Job:
Go through the material below and report how many lines contain "name". Give only the number.

··· Data supplied

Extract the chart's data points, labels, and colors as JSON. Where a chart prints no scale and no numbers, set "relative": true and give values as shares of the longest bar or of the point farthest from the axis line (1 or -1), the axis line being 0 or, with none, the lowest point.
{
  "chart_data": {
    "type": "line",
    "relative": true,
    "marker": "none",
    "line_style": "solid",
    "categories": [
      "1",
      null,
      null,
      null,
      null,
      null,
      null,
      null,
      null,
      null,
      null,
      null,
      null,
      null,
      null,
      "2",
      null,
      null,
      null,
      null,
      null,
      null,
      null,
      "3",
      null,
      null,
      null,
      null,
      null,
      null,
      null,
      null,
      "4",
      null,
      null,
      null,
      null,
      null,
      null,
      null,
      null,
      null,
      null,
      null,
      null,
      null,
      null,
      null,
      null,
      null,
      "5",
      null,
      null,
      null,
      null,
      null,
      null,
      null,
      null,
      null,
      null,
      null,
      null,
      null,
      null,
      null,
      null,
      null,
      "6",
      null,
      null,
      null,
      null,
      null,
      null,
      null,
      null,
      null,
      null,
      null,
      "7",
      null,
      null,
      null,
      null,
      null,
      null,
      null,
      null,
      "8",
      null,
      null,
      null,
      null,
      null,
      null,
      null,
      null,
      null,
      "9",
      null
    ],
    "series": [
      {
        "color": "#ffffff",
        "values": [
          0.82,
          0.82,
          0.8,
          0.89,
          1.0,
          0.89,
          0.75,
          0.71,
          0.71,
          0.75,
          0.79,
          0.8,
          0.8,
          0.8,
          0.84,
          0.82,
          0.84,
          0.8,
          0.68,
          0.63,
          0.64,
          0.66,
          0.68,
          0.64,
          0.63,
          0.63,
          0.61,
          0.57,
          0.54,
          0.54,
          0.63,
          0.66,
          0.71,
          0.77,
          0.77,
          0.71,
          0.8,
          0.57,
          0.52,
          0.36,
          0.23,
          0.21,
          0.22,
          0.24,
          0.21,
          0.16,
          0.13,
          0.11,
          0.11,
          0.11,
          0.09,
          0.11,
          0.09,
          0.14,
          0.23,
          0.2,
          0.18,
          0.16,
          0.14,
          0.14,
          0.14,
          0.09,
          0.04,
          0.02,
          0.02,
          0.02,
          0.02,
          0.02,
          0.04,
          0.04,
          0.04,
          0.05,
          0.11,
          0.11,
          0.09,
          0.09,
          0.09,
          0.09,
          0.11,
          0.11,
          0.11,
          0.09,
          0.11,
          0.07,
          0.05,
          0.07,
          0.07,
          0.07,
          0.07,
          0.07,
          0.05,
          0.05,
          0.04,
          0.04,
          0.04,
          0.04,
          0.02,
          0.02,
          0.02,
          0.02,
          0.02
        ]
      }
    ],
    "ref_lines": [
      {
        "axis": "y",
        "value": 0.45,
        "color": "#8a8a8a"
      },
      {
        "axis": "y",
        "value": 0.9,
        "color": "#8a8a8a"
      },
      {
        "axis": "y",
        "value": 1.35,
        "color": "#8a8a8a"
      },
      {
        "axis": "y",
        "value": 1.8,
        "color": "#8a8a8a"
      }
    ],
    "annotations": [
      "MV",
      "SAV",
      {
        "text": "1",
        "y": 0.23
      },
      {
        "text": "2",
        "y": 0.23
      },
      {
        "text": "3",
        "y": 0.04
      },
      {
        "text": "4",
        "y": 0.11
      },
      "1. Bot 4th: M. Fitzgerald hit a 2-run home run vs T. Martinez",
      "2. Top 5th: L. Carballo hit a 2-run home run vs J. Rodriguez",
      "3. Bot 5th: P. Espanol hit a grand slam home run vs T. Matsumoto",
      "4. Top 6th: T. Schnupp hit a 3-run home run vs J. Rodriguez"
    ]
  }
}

······
··· Data supplied

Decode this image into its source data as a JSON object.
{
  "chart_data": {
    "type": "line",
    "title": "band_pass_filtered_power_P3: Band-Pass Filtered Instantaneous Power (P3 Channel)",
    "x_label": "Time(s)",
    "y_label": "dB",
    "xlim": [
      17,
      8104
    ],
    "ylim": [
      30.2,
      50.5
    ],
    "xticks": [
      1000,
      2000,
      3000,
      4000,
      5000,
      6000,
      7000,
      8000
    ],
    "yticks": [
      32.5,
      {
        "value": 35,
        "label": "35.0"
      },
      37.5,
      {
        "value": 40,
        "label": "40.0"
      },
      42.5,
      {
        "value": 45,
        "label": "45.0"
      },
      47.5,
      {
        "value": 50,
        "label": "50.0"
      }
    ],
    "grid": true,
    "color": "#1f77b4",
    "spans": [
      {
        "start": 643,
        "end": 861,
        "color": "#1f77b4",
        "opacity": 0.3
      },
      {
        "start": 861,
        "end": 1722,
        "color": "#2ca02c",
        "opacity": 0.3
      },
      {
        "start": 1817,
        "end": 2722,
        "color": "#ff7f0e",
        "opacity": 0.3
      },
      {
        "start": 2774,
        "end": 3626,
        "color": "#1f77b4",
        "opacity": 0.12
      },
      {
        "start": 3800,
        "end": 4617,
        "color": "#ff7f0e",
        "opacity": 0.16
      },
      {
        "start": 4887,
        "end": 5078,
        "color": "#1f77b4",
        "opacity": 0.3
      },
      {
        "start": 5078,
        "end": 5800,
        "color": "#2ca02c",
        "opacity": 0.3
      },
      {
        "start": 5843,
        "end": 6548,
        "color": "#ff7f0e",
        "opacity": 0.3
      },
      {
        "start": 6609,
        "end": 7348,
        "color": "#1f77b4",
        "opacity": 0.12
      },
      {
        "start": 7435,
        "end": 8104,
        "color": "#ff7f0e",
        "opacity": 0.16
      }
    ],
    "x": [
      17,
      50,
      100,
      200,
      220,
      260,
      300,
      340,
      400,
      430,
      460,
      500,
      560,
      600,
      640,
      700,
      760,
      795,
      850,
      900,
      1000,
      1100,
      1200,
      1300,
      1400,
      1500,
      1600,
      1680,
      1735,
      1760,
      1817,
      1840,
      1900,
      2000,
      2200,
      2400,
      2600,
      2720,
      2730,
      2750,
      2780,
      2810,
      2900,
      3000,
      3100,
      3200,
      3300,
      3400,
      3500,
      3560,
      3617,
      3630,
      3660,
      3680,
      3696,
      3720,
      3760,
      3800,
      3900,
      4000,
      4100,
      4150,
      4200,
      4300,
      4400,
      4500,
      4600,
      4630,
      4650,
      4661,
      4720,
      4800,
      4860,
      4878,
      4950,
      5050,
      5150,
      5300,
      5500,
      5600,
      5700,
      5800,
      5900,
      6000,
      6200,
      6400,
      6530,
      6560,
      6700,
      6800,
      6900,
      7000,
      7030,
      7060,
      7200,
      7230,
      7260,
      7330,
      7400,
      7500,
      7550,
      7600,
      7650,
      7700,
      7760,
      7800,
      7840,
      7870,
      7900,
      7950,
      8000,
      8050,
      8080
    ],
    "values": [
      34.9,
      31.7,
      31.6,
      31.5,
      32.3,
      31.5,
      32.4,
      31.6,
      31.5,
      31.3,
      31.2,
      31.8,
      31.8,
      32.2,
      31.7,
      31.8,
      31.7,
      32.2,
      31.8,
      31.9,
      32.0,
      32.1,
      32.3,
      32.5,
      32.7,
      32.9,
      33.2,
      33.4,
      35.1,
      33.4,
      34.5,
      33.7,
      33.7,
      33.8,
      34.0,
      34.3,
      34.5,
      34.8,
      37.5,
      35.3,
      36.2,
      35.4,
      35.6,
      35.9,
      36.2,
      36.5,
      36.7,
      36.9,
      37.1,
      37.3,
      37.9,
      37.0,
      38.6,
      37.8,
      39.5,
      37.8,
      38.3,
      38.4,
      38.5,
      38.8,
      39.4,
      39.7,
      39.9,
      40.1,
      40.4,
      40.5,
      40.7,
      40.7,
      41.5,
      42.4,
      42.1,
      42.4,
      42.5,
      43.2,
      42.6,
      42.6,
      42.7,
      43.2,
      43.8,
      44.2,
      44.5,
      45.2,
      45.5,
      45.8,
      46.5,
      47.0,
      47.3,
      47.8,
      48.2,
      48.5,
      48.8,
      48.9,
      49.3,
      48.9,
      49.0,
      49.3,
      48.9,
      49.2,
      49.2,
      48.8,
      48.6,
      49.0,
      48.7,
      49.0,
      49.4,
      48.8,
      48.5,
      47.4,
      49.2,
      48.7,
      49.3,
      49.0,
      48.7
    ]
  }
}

······
··· Data supplied

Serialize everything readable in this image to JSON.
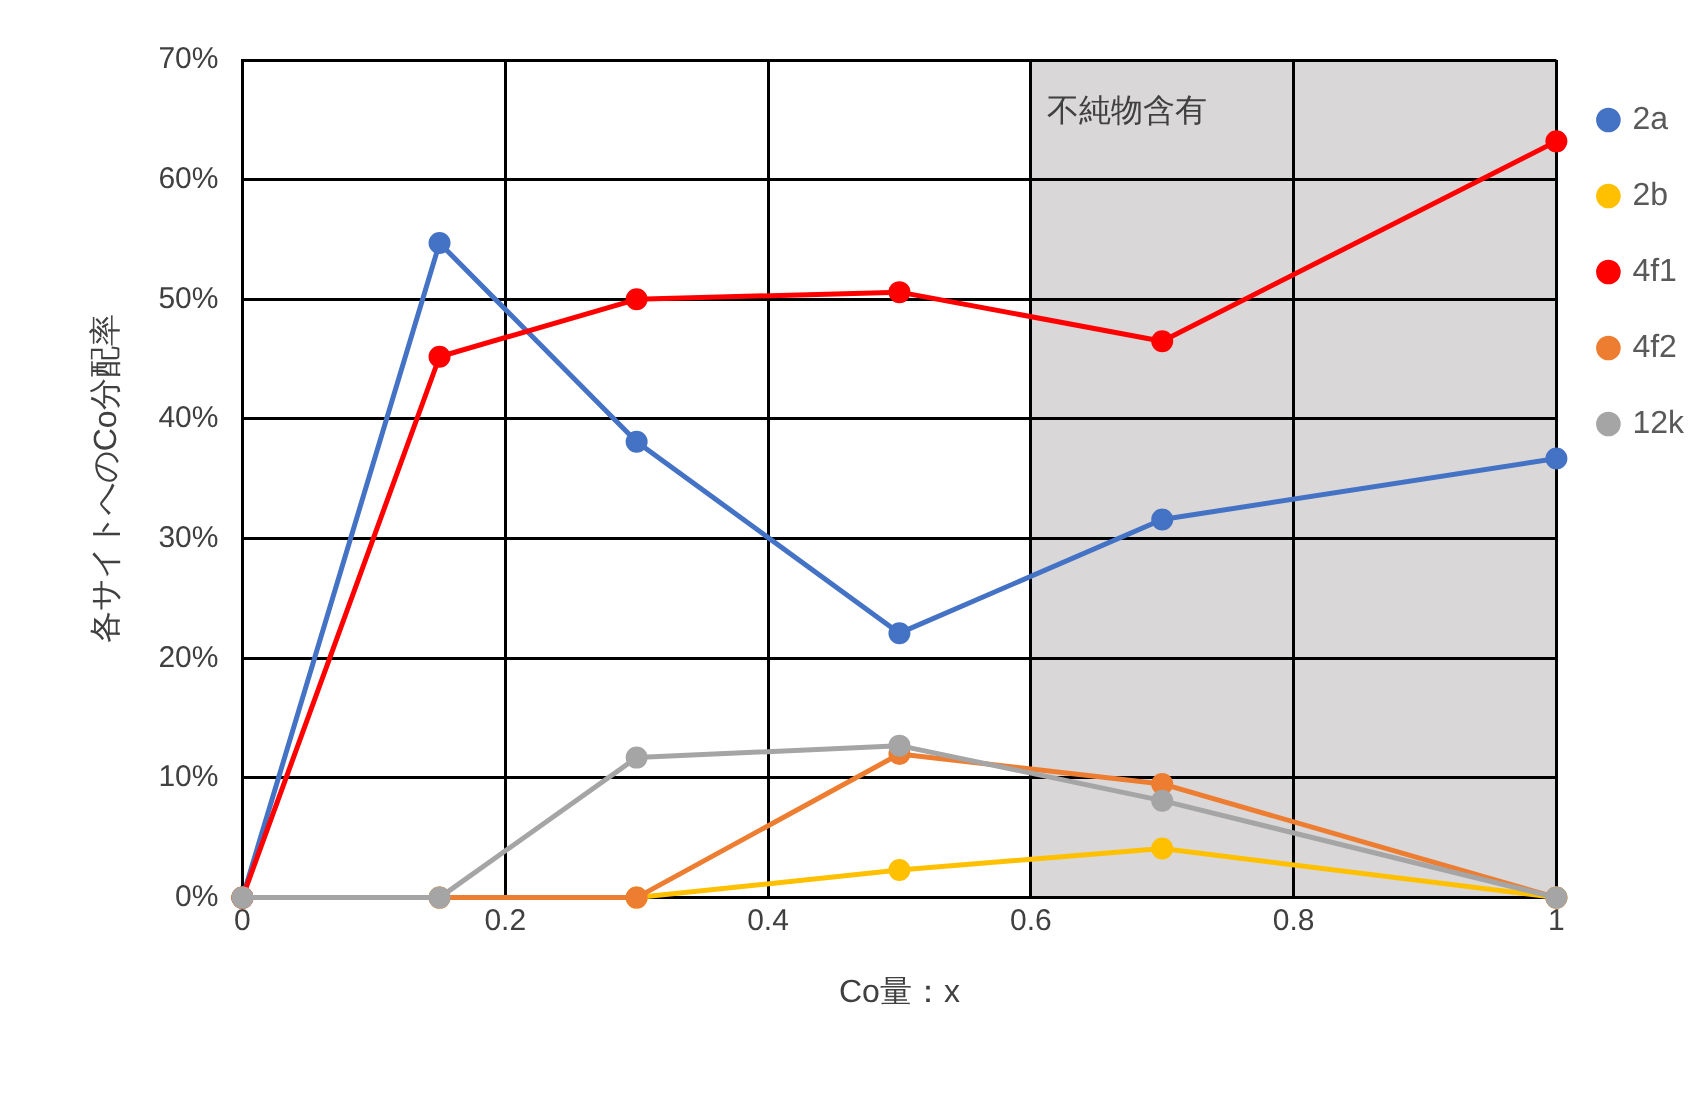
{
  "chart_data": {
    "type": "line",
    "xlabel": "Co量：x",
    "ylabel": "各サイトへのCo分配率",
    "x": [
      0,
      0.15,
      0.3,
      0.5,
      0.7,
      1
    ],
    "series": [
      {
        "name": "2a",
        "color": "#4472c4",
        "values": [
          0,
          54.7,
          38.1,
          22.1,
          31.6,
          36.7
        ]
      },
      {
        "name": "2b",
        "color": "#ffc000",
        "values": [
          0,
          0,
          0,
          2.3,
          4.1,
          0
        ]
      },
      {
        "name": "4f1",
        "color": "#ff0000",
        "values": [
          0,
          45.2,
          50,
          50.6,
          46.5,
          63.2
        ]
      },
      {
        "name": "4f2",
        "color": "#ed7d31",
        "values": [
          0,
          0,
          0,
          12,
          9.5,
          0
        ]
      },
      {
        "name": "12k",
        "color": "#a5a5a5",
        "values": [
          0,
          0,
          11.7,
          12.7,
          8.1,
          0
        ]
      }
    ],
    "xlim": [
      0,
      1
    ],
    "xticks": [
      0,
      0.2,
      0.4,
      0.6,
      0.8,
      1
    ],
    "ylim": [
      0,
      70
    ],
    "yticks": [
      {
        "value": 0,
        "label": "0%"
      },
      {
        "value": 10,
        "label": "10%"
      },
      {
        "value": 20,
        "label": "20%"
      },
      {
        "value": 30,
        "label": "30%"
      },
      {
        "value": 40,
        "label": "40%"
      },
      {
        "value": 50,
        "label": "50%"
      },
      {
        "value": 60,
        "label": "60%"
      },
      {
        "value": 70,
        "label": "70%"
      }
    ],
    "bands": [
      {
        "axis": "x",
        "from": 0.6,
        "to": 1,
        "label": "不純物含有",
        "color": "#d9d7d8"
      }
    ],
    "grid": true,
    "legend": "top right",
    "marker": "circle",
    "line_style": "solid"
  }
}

······

Finished answer:
5